### [DATA TO USE]
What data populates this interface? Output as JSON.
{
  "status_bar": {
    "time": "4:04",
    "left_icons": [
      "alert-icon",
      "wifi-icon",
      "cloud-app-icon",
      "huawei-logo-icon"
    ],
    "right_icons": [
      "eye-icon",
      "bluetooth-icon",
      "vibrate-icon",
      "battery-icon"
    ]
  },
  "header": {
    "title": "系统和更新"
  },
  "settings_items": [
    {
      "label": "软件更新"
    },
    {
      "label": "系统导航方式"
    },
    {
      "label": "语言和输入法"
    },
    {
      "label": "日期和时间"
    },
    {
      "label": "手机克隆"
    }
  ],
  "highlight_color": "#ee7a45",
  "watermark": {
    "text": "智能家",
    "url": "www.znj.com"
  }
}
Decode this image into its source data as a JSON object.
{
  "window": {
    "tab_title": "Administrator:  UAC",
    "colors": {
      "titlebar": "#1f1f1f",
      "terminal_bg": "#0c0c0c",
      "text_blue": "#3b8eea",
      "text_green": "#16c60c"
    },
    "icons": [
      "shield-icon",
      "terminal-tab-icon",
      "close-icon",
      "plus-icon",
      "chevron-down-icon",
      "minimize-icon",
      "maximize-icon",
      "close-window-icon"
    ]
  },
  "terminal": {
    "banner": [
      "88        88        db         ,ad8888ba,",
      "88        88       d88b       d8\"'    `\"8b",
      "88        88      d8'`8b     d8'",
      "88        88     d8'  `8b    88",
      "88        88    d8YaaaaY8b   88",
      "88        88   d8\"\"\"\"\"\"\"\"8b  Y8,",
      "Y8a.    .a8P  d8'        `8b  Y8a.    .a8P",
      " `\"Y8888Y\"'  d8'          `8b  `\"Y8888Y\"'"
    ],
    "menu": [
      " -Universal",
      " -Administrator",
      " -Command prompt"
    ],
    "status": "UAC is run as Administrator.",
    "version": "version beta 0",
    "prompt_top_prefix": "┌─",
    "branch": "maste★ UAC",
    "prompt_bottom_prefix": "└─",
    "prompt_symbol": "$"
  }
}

### [EXERCISE DESCRIPTION]
Go through the listing and copy all of it exactly.

### [FULL SOLUTION]
What data populates this interface? Output as JSON.
{
  "status_bar": {
    "time": "4:04",
    "left_icons": [
      "alert-icon",
      "wifi-icon",
      "cloud-app-icon",
      "huawei-logo-icon"
    ],
    "right_icons": [
      "eye-icon",
      "bluetooth-icon",
      "vibrate-icon",
      "battery-icon"
    ]
  },
  "header": {
    "title": "系统和更新"
  },
  "settings_items": [
    {
      "label": "软件更新"
    },
    {
      "label": "系统导航方式"
    },
    {
      "label": "语言和输入法"
    },
    {
      "label": "日期和时间"
    },
    {
      "label": "手机克隆"
    }
  ],
  "highlight_color": "#ee7a45",
  "watermark": {
    "text": "智能家",
    "url": "www.znj.com"
  }
}
Decode this image into its source data as a JSON object.
{
  "window": {
    "tab_title": "Administrator:  UAC",
    "colors": {
      "titlebar": "#1f1f1f",
      "terminal_bg": "#0c0c0c",
      "text_blue": "#3b8eea",
      "text_green": "#16c60c"
    },
    "icons": [
      "shield-icon",
      "terminal-tab-icon",
      "close-icon",
      "plus-icon",
      "chevron-down-icon",
      "minimize-icon",
      "maximize-icon",
      "close-window-icon"
    ]
  },
  "terminal": {
    "banner": [
      "88        88        db         ,ad8888ba,",
      "88        88       d88b       d8\"'    `\"8b",
      "88        88      d8'`8b     d8'",
      "88        88     d8'  `8b    88",
      "88        88    d8YaaaaY8b   88",
      "88        88   d8\"\"\"\"\"\"\"\"8b  Y8,",
      "Y8a.    .a8P  d8'        `8b  Y8a.    .a8P",
      " `\"Y8888Y\"'  d8'          `8b  `\"Y8888Y\"'"
    ],
    "menu": [
      " -Universal",
      " -Administrator",
      " -Command prompt"
    ],
    "status": "UAC is run as Administrator.",
    "version": "version beta 0",
    "prompt_top_prefix": "┌─",
    "branch": "maste★ UAC",
    "prompt_bottom_prefix": "└─",
    "prompt_symbol": "$"
  }
}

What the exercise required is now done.